■ **PROBLEM DETAILS**
Below are the records; pull every line that includes "reactions".

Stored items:

--- Start ---

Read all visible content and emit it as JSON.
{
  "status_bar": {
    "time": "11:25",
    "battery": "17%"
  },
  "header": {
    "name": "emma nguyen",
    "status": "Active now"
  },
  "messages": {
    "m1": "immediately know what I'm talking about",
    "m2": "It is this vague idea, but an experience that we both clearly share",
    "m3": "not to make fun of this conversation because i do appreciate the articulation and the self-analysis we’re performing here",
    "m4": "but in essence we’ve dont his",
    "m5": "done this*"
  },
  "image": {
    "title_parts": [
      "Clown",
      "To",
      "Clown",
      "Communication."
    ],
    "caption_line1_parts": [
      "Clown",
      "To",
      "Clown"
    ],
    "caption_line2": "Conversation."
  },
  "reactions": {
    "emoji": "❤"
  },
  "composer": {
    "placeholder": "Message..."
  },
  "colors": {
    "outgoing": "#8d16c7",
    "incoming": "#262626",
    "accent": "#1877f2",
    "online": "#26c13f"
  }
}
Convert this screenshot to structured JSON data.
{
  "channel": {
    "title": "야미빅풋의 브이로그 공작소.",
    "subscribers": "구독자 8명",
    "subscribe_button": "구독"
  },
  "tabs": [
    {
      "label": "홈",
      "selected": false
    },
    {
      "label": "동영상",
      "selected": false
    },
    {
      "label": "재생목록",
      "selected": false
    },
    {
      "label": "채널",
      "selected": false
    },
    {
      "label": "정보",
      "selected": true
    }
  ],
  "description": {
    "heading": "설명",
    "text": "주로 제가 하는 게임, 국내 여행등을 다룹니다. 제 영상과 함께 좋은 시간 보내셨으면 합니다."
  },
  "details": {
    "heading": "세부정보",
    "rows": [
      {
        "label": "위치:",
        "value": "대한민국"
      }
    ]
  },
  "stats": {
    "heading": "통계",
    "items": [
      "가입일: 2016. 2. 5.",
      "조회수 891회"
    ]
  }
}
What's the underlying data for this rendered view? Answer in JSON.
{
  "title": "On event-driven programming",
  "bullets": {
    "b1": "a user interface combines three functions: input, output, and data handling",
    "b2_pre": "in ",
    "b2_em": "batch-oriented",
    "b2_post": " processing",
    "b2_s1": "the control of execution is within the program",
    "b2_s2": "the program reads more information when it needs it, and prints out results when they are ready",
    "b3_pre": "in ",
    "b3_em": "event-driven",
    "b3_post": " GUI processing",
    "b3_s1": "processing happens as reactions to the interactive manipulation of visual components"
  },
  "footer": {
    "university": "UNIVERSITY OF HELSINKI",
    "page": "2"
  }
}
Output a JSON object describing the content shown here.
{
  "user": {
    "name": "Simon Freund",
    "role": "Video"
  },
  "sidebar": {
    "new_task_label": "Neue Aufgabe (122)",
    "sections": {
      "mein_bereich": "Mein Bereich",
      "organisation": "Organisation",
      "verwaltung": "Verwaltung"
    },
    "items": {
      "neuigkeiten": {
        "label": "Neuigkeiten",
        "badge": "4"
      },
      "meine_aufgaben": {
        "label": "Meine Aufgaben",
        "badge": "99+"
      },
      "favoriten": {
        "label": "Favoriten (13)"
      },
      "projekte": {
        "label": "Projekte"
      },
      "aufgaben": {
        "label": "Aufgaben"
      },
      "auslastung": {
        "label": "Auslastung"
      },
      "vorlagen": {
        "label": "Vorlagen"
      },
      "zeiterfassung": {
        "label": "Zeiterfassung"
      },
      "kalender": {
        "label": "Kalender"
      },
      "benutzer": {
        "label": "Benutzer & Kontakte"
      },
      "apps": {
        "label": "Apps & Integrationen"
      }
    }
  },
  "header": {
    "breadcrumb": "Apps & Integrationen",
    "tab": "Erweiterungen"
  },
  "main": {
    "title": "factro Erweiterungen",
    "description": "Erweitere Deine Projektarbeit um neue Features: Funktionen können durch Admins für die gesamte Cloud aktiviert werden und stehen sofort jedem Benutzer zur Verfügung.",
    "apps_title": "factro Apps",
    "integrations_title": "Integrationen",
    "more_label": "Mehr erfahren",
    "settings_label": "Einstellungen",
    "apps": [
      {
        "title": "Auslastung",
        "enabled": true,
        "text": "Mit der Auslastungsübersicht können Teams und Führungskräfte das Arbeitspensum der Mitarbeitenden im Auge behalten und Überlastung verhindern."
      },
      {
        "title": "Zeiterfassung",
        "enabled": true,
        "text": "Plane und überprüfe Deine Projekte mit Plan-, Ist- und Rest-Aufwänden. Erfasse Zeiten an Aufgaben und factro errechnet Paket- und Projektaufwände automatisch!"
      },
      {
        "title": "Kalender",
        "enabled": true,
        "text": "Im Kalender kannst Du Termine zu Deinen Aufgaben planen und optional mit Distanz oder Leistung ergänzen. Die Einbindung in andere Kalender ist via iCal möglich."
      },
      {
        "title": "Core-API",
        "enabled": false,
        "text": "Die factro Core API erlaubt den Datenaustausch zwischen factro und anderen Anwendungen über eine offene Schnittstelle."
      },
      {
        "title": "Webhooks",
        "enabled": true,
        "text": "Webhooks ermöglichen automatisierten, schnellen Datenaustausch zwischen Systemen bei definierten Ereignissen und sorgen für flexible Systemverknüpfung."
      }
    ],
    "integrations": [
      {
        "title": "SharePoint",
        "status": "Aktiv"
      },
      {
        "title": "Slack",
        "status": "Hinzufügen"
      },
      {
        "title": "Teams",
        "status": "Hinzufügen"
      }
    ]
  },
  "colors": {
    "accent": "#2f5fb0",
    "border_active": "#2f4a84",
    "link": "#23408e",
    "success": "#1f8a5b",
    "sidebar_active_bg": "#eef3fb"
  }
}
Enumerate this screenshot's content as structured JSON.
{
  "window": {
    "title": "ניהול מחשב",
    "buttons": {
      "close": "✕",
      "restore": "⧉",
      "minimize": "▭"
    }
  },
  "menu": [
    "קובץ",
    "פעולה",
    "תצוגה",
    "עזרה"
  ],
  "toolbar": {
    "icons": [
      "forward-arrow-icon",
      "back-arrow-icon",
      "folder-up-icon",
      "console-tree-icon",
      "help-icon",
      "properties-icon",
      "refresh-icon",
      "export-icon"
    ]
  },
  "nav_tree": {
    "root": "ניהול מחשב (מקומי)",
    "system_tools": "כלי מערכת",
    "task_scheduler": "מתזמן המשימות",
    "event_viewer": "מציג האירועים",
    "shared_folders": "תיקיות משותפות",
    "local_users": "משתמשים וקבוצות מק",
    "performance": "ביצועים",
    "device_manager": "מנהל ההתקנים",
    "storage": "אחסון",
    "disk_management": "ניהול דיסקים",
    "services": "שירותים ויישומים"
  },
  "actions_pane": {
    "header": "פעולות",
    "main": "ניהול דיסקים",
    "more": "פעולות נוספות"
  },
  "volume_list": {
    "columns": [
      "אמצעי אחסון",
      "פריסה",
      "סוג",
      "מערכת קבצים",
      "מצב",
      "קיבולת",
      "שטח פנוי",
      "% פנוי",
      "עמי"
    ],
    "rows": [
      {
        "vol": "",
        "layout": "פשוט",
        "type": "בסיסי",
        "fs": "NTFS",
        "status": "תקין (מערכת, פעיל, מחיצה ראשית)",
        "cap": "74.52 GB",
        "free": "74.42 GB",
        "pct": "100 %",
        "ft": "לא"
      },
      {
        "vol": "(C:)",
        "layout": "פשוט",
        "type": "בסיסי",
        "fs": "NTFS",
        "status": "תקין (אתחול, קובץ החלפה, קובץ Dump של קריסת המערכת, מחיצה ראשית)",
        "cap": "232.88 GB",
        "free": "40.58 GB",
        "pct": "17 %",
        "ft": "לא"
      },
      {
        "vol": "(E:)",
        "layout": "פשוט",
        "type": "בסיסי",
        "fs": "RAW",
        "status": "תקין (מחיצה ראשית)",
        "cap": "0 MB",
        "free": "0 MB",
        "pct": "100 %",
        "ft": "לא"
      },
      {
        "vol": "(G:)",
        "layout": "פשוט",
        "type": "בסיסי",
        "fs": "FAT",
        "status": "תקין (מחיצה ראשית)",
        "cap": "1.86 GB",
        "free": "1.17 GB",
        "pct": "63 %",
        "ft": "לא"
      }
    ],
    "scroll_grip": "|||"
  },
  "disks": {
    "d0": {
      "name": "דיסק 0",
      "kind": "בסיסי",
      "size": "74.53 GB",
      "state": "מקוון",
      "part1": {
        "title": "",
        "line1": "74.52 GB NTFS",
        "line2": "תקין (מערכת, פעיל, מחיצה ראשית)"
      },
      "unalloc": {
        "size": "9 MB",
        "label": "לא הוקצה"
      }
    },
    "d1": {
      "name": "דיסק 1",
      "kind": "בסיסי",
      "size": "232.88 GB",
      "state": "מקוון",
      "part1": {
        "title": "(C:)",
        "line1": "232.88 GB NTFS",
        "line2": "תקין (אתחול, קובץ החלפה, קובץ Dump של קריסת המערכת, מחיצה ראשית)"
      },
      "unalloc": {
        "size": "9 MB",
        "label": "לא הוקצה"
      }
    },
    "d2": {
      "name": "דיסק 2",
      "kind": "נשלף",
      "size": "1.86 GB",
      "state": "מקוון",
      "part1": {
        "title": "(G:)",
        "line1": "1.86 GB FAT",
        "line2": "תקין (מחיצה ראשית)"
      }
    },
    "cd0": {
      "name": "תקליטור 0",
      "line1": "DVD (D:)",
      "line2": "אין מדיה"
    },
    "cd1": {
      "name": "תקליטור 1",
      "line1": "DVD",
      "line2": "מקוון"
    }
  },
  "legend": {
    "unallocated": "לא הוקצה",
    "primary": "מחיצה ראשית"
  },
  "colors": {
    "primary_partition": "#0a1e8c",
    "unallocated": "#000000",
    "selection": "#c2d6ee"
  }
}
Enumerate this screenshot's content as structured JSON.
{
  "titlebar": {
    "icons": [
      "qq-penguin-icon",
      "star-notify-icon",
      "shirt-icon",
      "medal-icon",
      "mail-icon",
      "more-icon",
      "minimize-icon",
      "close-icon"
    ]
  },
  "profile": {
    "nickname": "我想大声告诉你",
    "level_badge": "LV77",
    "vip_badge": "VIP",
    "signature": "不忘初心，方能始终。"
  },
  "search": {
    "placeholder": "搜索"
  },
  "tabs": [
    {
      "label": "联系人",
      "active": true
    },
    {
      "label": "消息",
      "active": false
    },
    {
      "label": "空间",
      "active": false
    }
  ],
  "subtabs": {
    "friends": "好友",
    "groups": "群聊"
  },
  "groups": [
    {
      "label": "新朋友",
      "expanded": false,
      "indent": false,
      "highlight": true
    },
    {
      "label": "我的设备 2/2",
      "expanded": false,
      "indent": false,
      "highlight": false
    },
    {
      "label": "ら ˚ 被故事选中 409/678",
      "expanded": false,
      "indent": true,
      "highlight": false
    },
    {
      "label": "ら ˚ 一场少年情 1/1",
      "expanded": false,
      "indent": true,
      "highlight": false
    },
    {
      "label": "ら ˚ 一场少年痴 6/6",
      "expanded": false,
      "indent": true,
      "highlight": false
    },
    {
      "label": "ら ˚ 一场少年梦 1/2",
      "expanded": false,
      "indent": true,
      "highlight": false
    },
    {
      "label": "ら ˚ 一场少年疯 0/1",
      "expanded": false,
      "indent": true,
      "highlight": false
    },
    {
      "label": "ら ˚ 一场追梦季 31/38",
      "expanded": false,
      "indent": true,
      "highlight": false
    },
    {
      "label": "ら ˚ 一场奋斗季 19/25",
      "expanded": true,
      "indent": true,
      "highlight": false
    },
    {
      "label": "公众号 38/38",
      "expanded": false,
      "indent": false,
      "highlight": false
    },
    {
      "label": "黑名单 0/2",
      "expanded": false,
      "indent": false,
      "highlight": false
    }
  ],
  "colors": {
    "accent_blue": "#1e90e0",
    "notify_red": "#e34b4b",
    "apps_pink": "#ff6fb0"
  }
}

--- End ---

■ **EXERCISE ANSWER**
  "reactions": {
    "b3_s1": "processing happens as reactions to the interactive manipulation of visual components"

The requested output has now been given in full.